=== Stored data ===

################

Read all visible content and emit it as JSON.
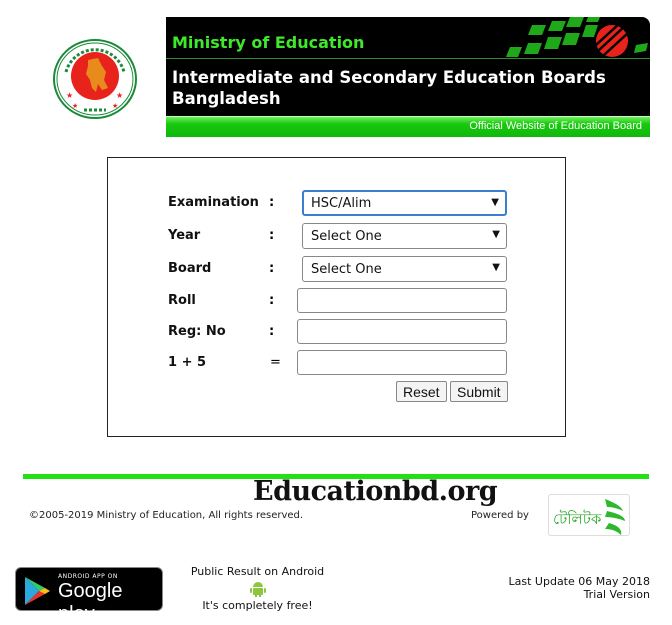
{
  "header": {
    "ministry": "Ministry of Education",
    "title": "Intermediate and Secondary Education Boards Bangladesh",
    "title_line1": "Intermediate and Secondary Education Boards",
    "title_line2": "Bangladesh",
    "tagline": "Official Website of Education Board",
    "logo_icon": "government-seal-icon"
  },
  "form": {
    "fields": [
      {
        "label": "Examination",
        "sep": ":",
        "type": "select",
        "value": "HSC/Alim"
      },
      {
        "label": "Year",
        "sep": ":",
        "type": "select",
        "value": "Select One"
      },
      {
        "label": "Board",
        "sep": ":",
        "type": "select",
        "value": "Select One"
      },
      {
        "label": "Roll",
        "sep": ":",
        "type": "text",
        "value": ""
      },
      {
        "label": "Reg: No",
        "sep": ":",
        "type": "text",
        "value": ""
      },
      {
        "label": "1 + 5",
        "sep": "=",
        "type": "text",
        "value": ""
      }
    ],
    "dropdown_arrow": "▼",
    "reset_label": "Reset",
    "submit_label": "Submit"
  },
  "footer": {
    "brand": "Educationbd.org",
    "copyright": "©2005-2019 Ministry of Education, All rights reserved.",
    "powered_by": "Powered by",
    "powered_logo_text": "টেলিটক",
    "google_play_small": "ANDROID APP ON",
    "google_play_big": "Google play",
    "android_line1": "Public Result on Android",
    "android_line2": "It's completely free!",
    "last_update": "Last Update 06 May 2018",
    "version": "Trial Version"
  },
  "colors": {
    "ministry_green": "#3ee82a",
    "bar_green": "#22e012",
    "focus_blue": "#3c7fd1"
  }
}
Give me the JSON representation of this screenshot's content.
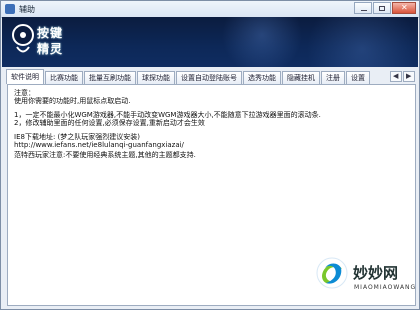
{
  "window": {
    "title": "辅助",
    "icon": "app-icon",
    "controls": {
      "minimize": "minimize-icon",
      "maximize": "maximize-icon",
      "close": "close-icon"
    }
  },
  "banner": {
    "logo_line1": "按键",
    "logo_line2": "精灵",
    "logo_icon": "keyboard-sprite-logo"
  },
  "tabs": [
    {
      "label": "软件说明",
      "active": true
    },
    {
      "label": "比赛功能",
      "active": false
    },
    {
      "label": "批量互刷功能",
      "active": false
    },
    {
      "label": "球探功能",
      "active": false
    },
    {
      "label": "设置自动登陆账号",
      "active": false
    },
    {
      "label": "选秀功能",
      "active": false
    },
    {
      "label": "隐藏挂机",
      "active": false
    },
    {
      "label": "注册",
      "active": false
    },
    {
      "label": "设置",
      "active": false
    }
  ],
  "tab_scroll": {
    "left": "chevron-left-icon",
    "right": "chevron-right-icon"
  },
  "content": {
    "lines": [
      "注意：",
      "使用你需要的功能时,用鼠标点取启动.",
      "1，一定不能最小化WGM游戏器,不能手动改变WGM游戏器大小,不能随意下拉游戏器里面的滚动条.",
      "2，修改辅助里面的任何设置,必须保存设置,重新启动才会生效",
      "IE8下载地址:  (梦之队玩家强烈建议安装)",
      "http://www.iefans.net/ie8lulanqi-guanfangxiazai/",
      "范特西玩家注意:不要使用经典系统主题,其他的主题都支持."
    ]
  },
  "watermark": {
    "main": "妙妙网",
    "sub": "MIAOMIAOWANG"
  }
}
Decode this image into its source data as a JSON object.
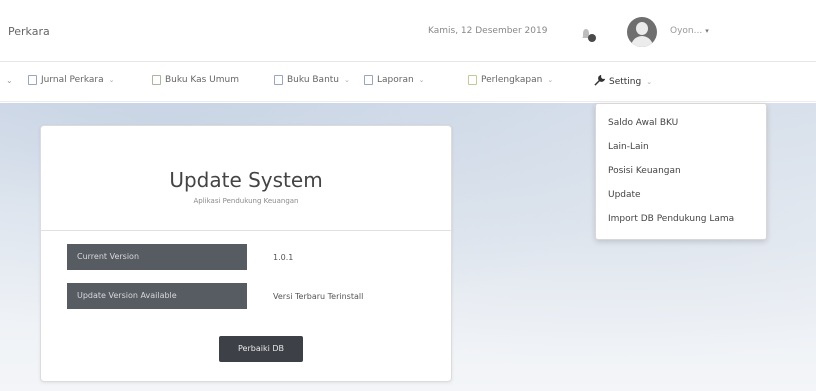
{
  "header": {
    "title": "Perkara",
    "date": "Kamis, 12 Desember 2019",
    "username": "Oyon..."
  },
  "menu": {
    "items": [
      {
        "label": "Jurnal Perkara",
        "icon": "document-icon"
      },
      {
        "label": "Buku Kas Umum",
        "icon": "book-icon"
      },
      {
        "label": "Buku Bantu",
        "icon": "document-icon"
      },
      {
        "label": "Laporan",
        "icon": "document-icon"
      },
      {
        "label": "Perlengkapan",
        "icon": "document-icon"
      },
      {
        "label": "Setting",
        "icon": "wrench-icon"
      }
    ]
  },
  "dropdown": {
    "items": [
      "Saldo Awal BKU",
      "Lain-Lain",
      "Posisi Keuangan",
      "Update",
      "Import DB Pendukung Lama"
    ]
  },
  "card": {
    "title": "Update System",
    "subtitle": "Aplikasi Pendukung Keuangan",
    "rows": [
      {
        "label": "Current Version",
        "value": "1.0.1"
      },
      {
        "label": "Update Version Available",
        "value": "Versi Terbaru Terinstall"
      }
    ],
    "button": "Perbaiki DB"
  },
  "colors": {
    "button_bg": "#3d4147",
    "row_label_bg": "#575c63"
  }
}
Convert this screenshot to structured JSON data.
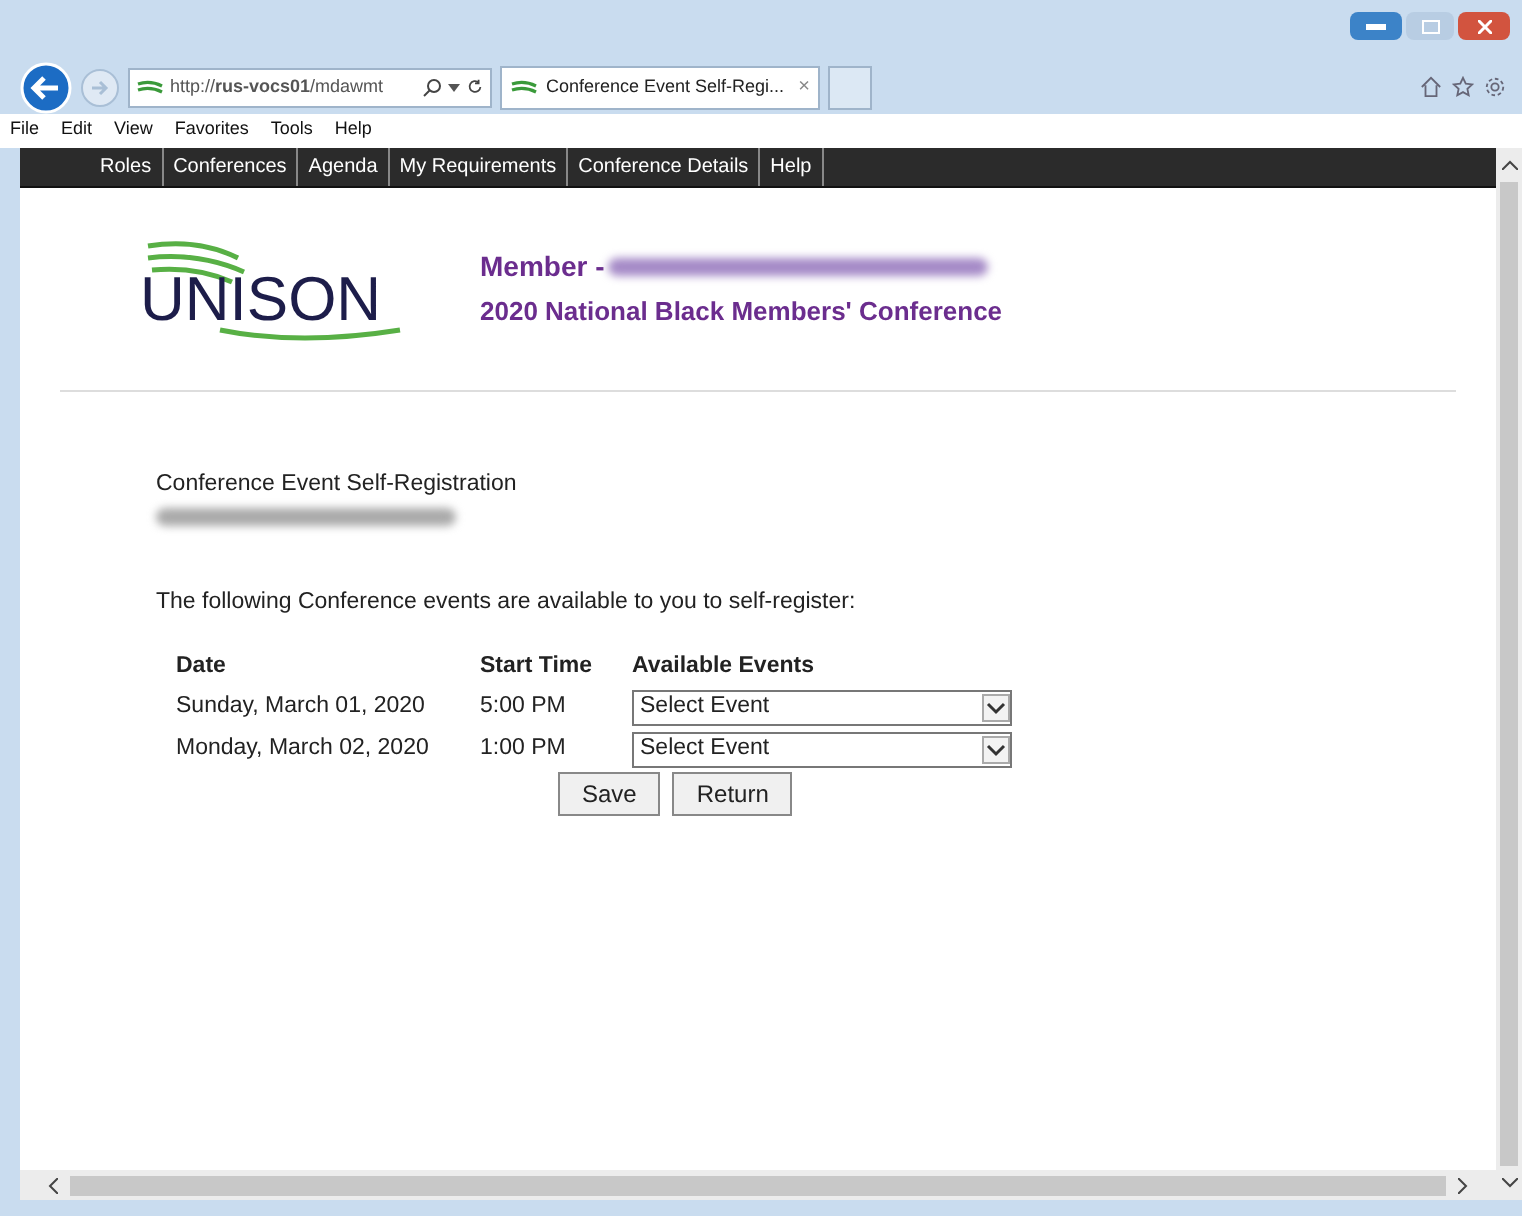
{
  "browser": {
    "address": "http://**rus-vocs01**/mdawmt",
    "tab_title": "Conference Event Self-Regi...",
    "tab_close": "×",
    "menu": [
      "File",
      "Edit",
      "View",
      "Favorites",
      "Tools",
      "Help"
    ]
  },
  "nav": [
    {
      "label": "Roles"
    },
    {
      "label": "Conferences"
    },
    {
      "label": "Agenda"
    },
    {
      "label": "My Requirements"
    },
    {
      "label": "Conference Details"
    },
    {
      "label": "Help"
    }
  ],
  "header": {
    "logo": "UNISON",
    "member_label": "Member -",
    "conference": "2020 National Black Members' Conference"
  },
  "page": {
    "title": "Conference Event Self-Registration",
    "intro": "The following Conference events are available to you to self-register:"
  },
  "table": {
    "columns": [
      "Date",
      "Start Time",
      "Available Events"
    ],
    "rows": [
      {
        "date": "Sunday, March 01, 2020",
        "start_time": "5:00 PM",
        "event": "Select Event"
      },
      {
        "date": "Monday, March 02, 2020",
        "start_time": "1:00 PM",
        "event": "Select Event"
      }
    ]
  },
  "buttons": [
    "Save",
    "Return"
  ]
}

################

=== Exercise aim ===
Drop the images and repeat the data exactly.

=== Task solution ===
Read all visible content and emit it as JSON.
{
  "header": {
    "ministry": "Ministry of Education",
    "title": "Intermediate and Secondary Education Boards Bangladesh",
    "title_line1": "Intermediate and Secondary Education Boards",
    "title_line2": "Bangladesh",
    "tagline": "Official Website of Education Board",
    "logo_icon": "government-seal-icon"
  },
  "form": {
    "fields": [
      {
        "label": "Examination",
        "sep": ":",
        "type": "select",
        "value": "HSC/Alim"
      },
      {
        "label": "Year",
        "sep": ":",
        "type": "select",
        "value": "Select One"
      },
      {
        "label": "Board",
        "sep": ":",
        "type": "select",
        "value": "Select One"
      },
      {
        "label": "Roll",
        "sep": ":",
        "type": "text",
        "value": ""
      },
      {
        "label": "Reg: No",
        "sep": ":",
        "type": "text",
        "value": ""
      },
      {
        "label": "1 + 5",
        "sep": "=",
        "type": "text",
        "value": ""
      }
    ],
    "dropdown_arrow": "▼",
    "reset_label": "Reset",
    "submit_label": "Submit"
  },
  "footer": {
    "brand": "Educationbd.org",
    "copyright": "©2005-2019 Ministry of Education, All rights reserved.",
    "powered_by": "Powered by",
    "powered_logo_text": "টেলিটক",
    "google_play_small": "ANDROID APP ON",
    "google_play_big": "Google play",
    "android_line1": "Public Result on Android",
    "android_line2": "It's completely free!",
    "last_update": "Last Update 06 May 2018",
    "version": "Trial Version"
  },
  "colors": {
    "ministry_green": "#3ee82a",
    "bar_green": "#22e012",
    "focus_blue": "#3c7fd1"
  }
}
Give me the JSON representation of this screenshot's content.
{
  "window": {
    "title": "辅助",
    "icon": "app-icon",
    "controls": {
      "minimize": "minimize-icon",
      "maximize": "maximize-icon",
      "close": "close-icon"
    }
  },
  "banner": {
    "logo_line1": "按键",
    "logo_line2": "精灵",
    "logo_icon": "keyboard-sprite-logo"
  },
  "tabs": [
    {
      "label": "软件说明",
      "active": true
    },
    {
      "label": "比赛功能",
      "active": false
    },
    {
      "label": "批量互刷功能",
      "active": false
    },
    {
      "label": "球探功能",
      "active": false
    },
    {
      "label": "设置自动登陆账号",
      "active": false
    },
    {
      "label": "选秀功能",
      "active": false
    },
    {
      "label": "隐藏挂机",
      "active": false
    },
    {
      "label": "注册",
      "active": false
    },
    {
      "label": "设置",
      "active": false
    }
  ],
  "tab_scroll": {
    "left": "chevron-left-icon",
    "right": "chevron-right-icon"
  },
  "content": {
    "lines": [
      "注意：",
      "使用你需要的功能时,用鼠标点取启动.",
      "1，一定不能最小化WGM游戏器,不能手动改变WGM游戏器大小,不能随意下拉游戏器里面的滚动条.",
      "2，修改辅助里面的任何设置,必须保存设置,重新启动才会生效",
      "IE8下载地址:  (梦之队玩家强烈建议安装)",
      "http://www.iefans.net/ie8lulanqi-guanfangxiazai/",
      "范特西玩家注意:不要使用经典系统主题,其他的主题都支持."
    ]
  },
  "watermark": {
    "main": "妙妙网",
    "sub": "MIAOMIAOWANG"
  }
}
Decode this image into its source data as a JSON object.
{
  "header": {
    "title": "Perkara",
    "date": "Kamis, 12 Desember 2019",
    "username": "Oyon..."
  },
  "menu": {
    "items": [
      {
        "label": "Jurnal Perkara",
        "icon": "document-icon"
      },
      {
        "label": "Buku Kas Umum",
        "icon": "book-icon"
      },
      {
        "label": "Buku Bantu",
        "icon": "document-icon"
      },
      {
        "label": "Laporan",
        "icon": "document-icon"
      },
      {
        "label": "Perlengkapan",
        "icon": "document-icon"
      },
      {
        "label": "Setting",
        "icon": "wrench-icon"
      }
    ]
  },
  "dropdown": {
    "items": [
      "Saldo Awal BKU",
      "Lain-Lain",
      "Posisi Keuangan",
      "Update",
      "Import DB Pendukung Lama"
    ]
  },
  "card": {
    "title": "Update System",
    "subtitle": "Aplikasi Pendukung Keuangan",
    "rows": [
      {
        "label": "Current Version",
        "value": "1.0.1"
      },
      {
        "label": "Update Version Available",
        "value": "Versi Terbaru Terinstall"
      }
    ],
    "button": "Perbaiki DB"
  },
  "colors": {
    "button_bg": "#3d4147",
    "row_label_bg": "#575c63"
  }
}
Convert this screenshot to structured JSON data.
{
  "browser": {
    "address": "http://**rus-vocs01**/mdawmt",
    "tab_title": "Conference Event Self-Regi...",
    "tab_close": "×",
    "menu": [
      "File",
      "Edit",
      "View",
      "Favorites",
      "Tools",
      "Help"
    ]
  },
  "nav": [
    {
      "label": "Roles"
    },
    {
      "label": "Conferences"
    },
    {
      "label": "Agenda"
    },
    {
      "label": "My Requirements"
    },
    {
      "label": "Conference Details"
    },
    {
      "label": "Help"
    }
  ],
  "header": {
    "logo": "UNISON",
    "member_label": "Member -",
    "conference": "2020 National Black Members' Conference"
  },
  "page": {
    "title": "Conference Event Self-Registration",
    "intro": "The following Conference events are available to you to self-register:"
  },
  "table": {
    "columns": [
      "Date",
      "Start Time",
      "Available Events"
    ],
    "rows": [
      {
        "date": "Sunday, March 01, 2020",
        "start_time": "5:00 PM",
        "event": "Select Event"
      },
      {
        "date": "Monday, March 02, 2020",
        "start_time": "1:00 PM",
        "event": "Select Event"
      }
    ]
  },
  "buttons": [
    "Save",
    "Return"
  ]
}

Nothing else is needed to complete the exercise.